-- Begin TASK INPUT --

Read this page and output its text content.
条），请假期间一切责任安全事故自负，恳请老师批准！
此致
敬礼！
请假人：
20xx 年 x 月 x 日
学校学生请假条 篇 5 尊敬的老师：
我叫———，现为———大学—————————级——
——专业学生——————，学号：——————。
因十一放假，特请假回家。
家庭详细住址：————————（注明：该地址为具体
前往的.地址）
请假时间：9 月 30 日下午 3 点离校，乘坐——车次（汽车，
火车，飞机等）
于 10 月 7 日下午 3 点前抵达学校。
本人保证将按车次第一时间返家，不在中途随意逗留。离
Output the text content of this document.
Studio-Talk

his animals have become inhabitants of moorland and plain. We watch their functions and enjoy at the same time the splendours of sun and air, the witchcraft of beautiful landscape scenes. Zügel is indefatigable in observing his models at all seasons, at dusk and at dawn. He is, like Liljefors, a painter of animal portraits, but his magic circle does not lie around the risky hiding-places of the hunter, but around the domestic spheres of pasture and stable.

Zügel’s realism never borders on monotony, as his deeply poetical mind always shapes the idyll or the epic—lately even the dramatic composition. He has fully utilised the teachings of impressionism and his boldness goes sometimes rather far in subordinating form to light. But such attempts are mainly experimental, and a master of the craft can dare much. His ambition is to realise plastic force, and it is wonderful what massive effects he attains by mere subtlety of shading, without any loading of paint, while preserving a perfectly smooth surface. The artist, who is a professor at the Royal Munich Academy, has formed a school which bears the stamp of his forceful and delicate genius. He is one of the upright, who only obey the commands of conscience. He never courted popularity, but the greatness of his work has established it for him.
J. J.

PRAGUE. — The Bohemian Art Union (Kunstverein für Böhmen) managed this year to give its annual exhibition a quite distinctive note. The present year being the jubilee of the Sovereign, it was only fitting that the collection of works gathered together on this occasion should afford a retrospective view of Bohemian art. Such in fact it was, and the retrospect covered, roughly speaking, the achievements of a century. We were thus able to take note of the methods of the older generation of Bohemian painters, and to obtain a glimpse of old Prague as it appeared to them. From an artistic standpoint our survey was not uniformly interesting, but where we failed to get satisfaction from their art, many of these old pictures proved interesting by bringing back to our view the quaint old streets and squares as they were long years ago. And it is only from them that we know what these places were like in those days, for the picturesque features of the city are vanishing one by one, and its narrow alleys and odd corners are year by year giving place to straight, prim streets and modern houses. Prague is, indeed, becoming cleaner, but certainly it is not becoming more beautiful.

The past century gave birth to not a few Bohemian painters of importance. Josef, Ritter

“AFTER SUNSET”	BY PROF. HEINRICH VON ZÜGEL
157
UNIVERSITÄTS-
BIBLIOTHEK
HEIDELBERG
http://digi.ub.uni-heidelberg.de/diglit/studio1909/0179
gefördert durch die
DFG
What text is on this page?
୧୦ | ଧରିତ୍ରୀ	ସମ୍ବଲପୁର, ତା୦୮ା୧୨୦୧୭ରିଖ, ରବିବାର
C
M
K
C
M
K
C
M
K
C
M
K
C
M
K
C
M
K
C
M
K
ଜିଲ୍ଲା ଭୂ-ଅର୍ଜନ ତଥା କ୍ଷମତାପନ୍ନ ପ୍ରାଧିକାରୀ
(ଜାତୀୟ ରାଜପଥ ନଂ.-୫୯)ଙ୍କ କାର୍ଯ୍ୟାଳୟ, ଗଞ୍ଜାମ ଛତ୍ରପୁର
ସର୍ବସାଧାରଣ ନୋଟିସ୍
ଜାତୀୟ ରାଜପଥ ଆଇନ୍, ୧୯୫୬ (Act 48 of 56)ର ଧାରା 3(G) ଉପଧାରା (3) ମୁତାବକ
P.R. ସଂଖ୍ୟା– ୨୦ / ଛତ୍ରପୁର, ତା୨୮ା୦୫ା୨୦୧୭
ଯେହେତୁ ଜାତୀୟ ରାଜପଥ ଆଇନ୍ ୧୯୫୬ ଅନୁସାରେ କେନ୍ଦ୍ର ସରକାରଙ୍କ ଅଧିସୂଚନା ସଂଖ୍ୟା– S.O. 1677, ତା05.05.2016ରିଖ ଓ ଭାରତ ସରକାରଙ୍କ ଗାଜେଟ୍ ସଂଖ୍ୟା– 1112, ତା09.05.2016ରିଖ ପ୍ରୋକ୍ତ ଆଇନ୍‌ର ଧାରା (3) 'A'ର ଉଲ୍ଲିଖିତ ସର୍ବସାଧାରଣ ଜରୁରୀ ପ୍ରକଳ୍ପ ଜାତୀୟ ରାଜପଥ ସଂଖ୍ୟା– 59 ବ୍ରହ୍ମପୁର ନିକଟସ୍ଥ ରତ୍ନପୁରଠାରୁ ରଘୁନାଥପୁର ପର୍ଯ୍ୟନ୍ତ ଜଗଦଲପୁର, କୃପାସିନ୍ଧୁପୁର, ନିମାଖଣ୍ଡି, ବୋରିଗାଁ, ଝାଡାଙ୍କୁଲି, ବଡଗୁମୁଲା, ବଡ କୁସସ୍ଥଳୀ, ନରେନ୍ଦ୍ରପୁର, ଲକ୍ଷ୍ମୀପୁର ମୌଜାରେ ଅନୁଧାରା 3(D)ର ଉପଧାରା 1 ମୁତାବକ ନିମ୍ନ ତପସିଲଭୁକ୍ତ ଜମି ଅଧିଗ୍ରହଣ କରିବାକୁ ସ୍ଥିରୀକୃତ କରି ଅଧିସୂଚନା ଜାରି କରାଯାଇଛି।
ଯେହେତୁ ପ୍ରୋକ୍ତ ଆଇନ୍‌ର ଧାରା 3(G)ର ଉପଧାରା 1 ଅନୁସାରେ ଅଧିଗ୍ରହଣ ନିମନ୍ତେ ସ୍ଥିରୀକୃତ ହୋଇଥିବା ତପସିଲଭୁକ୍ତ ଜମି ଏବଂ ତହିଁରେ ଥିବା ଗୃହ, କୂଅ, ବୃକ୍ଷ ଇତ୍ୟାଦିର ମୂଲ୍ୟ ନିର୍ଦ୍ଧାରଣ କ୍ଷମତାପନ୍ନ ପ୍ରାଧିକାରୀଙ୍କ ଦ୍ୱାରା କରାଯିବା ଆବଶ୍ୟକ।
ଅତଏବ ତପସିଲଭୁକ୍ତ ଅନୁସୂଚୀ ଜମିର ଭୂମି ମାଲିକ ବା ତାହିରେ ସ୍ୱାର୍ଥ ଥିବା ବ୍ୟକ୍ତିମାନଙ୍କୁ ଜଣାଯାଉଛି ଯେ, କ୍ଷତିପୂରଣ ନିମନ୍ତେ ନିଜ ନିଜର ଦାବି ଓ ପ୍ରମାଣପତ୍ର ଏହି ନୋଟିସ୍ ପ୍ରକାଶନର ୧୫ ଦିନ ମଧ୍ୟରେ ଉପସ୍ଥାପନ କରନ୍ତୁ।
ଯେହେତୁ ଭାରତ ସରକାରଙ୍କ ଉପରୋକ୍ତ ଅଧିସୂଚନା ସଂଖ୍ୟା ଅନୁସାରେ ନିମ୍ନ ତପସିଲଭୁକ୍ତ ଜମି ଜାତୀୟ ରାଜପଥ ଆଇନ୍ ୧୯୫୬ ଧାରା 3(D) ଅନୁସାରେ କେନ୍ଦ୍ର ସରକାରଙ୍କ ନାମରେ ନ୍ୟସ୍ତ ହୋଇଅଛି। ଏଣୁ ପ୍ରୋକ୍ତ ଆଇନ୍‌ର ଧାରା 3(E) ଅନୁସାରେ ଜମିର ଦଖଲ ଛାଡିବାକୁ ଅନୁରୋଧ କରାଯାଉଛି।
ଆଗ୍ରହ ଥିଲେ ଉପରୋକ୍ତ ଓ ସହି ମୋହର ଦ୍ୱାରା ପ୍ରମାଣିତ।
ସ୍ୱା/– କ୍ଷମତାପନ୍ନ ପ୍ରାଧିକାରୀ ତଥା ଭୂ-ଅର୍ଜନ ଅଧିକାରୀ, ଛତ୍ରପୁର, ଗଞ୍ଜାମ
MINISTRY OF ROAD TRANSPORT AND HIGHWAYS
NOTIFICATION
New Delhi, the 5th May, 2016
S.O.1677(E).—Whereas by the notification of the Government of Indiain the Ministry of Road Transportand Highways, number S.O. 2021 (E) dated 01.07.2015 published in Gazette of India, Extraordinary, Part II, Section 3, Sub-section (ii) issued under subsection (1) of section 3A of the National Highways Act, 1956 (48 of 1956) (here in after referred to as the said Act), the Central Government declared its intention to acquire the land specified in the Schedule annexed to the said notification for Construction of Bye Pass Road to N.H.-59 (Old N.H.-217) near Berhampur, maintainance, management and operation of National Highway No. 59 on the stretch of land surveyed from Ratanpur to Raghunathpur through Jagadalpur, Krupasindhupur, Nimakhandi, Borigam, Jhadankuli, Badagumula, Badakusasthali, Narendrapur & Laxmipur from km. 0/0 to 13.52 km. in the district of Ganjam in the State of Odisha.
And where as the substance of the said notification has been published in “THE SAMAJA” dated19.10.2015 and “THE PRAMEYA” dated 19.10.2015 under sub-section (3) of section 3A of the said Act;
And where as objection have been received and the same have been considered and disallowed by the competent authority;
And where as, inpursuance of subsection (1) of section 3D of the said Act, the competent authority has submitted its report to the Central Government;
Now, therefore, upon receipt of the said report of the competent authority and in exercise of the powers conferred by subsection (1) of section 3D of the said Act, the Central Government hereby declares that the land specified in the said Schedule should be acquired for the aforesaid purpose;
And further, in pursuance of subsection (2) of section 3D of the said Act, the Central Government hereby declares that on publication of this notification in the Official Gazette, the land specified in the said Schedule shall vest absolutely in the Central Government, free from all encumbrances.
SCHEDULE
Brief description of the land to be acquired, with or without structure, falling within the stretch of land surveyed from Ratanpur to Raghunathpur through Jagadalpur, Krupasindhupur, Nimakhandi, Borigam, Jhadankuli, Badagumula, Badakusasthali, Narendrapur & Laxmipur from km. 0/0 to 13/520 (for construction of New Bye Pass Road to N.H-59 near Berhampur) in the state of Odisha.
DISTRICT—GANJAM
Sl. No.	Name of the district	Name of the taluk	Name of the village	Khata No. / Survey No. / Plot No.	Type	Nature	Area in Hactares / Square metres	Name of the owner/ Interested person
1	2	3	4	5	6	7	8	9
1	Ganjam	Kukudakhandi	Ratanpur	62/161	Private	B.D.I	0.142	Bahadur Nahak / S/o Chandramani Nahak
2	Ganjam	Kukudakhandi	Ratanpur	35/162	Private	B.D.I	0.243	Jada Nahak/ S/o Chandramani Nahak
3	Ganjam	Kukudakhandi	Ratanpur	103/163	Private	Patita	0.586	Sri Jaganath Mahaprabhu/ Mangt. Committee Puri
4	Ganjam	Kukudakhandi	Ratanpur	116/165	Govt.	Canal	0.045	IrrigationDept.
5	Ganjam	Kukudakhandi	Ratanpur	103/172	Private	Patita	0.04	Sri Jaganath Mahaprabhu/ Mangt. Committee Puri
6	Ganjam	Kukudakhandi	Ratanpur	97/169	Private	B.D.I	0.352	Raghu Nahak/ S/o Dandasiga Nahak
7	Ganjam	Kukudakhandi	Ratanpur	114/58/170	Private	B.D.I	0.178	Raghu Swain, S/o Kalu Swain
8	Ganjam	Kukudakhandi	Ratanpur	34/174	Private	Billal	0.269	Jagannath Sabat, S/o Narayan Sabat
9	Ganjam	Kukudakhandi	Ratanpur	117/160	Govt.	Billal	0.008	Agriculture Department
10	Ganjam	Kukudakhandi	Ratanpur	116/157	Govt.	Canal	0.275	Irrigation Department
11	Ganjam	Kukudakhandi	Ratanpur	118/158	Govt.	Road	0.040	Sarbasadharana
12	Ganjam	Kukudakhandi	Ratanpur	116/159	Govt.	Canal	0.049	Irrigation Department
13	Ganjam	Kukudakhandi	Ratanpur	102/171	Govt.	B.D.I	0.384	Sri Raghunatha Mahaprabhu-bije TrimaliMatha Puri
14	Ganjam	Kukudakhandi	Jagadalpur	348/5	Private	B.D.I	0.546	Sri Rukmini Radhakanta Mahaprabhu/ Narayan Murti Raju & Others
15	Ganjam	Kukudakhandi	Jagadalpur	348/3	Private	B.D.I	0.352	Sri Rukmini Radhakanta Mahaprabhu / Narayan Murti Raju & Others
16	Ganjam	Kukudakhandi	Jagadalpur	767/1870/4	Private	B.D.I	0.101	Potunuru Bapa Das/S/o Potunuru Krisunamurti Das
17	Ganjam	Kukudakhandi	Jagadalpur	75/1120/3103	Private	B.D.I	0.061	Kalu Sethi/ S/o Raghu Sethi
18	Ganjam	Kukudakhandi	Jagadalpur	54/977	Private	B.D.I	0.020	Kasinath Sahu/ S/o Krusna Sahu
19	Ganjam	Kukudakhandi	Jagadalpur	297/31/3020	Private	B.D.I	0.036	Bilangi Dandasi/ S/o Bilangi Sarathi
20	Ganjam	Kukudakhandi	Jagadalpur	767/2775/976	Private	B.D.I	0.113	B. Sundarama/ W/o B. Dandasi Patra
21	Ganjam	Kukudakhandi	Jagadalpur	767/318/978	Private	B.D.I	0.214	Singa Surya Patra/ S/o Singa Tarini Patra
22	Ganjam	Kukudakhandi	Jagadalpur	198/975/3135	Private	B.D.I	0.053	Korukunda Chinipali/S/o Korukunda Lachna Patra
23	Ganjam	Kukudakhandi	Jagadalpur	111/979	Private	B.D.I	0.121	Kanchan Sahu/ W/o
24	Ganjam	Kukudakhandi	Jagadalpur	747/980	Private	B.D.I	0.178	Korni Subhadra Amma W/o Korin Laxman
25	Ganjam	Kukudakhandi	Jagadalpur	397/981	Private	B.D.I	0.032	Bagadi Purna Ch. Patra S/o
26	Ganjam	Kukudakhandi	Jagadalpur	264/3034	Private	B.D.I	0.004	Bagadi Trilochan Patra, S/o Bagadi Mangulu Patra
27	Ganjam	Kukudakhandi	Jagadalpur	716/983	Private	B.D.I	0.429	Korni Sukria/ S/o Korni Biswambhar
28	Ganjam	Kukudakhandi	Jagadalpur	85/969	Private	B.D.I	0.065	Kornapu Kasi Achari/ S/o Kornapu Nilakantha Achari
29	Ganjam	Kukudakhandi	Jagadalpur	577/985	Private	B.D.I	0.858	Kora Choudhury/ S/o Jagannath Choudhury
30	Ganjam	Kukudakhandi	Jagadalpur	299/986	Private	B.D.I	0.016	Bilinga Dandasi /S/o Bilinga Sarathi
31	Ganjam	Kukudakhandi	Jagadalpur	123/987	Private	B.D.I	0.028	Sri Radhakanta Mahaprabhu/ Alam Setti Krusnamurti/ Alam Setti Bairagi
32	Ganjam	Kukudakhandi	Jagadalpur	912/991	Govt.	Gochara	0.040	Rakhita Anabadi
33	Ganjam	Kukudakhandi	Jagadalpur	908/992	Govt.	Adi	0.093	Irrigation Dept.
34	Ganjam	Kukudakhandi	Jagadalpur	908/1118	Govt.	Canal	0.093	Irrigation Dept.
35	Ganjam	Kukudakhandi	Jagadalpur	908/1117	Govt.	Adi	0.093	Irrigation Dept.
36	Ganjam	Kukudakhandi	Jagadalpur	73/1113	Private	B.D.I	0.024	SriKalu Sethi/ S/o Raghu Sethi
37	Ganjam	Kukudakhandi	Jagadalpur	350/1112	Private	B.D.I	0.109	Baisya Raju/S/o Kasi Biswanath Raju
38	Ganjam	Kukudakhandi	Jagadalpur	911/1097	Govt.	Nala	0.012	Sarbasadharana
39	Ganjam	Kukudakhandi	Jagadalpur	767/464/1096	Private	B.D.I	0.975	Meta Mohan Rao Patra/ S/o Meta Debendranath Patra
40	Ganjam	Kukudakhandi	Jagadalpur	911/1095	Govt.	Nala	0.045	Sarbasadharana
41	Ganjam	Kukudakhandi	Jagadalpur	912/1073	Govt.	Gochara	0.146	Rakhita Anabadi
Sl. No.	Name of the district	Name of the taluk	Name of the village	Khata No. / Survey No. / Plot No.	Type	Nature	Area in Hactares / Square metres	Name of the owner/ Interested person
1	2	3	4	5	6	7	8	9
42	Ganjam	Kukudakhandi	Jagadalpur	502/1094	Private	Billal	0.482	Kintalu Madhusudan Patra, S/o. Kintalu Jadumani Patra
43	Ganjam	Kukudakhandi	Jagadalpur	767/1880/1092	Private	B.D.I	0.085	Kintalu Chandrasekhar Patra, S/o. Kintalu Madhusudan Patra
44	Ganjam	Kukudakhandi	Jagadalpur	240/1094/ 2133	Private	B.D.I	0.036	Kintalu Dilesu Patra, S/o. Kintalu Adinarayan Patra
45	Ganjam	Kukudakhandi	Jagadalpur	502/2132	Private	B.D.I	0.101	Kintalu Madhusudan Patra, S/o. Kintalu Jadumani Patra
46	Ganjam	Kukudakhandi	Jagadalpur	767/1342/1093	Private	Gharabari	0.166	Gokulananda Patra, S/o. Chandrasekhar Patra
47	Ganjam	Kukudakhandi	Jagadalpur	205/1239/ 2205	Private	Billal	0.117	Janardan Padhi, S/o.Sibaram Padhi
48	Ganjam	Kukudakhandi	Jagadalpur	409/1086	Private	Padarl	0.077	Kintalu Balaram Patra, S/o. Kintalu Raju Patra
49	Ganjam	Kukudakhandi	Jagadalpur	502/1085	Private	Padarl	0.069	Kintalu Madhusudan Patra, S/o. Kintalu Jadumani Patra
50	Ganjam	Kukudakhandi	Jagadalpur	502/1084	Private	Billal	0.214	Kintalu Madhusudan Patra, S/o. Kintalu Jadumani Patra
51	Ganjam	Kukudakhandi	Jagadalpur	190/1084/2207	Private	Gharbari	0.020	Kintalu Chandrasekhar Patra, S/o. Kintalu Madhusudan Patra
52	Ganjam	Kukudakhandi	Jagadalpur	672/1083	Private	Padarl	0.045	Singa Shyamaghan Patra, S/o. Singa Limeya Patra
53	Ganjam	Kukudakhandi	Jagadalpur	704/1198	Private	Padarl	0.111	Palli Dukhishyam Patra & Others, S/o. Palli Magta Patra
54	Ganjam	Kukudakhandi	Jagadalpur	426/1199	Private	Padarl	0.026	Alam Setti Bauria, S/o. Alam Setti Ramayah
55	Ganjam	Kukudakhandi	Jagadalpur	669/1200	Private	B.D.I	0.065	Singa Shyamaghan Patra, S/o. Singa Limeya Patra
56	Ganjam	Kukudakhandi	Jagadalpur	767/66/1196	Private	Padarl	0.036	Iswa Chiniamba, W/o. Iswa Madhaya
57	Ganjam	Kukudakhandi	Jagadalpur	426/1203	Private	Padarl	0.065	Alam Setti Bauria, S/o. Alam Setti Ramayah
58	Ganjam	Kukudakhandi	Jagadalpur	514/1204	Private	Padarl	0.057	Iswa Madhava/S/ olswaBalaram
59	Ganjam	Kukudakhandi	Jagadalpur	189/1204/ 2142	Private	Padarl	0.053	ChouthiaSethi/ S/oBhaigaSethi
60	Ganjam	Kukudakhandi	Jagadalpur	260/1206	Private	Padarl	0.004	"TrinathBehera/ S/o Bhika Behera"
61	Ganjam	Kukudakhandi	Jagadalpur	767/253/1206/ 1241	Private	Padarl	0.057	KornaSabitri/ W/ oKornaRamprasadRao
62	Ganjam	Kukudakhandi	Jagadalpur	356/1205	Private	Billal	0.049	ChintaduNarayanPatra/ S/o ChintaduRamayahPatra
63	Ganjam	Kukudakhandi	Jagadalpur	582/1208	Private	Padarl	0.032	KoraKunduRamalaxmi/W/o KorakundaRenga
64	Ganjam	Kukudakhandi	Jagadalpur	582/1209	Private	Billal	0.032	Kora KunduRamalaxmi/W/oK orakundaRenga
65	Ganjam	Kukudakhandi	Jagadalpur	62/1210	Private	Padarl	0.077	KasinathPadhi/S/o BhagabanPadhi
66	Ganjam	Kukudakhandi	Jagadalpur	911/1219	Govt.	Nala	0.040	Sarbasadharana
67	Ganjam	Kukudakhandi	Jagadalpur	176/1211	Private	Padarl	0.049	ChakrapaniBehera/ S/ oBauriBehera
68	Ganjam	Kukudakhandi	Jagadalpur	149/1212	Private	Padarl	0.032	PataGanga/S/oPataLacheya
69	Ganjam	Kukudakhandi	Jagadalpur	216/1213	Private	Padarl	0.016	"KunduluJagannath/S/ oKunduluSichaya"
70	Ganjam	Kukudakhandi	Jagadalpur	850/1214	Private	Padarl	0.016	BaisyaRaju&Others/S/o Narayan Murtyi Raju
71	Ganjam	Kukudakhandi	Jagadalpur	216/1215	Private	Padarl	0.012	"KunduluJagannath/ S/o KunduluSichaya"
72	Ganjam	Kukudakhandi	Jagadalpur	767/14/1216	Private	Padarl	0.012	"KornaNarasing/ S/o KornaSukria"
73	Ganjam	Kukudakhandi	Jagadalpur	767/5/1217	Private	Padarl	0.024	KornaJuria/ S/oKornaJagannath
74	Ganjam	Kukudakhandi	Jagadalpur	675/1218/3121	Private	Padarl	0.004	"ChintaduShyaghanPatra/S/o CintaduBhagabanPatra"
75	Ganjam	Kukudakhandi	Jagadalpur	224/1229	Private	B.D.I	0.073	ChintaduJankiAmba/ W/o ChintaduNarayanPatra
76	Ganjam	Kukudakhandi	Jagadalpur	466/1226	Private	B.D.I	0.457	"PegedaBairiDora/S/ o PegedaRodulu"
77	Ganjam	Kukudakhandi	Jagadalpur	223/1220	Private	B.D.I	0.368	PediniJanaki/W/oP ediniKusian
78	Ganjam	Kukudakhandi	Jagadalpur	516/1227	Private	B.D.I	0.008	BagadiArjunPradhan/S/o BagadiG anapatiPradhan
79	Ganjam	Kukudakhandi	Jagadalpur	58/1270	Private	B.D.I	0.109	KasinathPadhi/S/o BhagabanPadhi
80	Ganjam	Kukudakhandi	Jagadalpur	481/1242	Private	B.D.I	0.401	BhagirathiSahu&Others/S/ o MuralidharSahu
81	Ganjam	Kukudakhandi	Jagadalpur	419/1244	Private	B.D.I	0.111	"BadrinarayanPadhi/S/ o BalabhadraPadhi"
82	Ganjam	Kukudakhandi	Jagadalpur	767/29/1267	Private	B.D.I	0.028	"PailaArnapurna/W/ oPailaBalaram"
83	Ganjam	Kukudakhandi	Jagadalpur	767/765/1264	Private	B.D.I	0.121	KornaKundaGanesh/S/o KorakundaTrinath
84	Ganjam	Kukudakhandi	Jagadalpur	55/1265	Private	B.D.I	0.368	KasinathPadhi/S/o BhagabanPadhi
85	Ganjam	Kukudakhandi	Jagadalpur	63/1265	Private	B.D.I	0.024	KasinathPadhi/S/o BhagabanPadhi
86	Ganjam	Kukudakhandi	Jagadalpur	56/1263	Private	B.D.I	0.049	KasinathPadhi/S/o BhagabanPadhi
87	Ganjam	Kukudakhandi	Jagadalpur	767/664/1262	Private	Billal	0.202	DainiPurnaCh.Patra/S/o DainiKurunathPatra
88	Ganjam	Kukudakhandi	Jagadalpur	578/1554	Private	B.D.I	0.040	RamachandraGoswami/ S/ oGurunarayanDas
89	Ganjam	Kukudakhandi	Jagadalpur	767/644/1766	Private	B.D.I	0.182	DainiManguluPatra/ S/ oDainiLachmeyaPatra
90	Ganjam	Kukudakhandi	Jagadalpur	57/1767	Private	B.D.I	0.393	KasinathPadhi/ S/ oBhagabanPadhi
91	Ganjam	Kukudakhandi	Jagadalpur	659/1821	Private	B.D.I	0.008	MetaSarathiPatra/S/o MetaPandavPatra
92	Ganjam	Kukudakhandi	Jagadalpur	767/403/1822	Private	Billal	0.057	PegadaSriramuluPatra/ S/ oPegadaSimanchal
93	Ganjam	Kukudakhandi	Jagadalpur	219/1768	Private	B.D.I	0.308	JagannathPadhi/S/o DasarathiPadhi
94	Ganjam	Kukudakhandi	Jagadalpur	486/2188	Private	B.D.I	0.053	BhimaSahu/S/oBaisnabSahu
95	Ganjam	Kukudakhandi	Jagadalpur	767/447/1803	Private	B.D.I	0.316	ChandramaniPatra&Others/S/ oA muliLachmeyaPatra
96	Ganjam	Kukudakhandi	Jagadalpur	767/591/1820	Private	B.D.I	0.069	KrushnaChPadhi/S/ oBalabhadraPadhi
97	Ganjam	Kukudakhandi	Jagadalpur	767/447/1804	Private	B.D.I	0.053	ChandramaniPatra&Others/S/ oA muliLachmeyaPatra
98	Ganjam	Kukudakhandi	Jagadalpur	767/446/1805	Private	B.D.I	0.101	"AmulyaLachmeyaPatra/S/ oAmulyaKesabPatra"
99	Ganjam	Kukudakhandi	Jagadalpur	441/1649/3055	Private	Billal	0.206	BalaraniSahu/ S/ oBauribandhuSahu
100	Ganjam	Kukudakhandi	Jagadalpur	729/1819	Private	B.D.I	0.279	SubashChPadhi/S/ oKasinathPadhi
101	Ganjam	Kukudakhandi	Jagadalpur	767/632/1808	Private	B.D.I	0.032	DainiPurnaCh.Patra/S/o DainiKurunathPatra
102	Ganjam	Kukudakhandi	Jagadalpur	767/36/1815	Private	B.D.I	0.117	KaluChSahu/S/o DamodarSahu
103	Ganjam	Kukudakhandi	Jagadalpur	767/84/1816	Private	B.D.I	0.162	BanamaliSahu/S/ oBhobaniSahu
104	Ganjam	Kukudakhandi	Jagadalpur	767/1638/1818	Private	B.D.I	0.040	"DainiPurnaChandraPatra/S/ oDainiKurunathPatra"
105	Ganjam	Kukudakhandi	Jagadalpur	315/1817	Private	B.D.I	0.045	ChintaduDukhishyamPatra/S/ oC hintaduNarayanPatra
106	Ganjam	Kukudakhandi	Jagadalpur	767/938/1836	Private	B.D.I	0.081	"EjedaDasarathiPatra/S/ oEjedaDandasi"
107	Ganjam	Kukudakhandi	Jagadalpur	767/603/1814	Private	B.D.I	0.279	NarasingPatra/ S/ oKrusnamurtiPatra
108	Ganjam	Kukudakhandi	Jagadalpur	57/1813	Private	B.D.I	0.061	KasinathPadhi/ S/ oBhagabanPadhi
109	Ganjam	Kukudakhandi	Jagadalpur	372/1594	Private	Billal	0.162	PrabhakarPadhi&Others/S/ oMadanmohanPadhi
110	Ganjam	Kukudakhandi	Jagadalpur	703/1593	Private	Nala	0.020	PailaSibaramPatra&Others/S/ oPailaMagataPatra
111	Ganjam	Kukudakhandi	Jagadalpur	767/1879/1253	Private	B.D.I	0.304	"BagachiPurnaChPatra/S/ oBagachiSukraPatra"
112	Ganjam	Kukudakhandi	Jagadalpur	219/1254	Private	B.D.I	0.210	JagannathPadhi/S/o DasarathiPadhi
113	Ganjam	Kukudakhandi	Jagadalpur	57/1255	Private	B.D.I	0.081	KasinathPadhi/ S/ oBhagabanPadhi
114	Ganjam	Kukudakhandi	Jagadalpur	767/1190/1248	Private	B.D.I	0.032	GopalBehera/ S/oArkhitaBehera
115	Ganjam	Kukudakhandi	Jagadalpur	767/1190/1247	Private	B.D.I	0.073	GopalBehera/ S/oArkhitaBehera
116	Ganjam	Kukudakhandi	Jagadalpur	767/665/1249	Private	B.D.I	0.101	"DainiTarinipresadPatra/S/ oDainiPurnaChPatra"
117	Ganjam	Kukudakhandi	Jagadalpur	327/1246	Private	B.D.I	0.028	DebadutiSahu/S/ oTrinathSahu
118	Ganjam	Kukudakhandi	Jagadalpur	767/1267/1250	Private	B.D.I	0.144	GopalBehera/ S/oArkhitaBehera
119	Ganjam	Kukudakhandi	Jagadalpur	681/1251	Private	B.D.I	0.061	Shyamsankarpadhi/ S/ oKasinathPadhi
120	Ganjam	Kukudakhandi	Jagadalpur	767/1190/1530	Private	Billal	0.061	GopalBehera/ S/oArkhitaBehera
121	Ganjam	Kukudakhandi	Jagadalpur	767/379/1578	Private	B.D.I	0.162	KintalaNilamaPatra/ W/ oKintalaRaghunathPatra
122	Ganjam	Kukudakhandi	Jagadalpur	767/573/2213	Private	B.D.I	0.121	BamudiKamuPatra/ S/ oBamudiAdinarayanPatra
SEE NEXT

-- End TASK INPUT --

(OBJECTIVE) Locate all lines that include the word "Nala" and copy them out.

(RESPONSE)
38	Ganjam	Kukudakhandi	Jagadalpur	911/1097	Govt.	Nala	0.012	Sarbasadharana
40	Ganjam	Kukudakhandi	Jagadalpur	911/1095	Govt.	Nala	0.045	Sarbasadharana
66	Ganjam	Kukudakhandi	Jagadalpur	911/1219	Govt.	Nala	0.040	Sarbasadharana
110	Ganjam	Kukudakhandi	Jagadalpur	703/1593	Private	Nala	0.020	PailaSibaramPatra&Others/S/ oPailaMagataPatra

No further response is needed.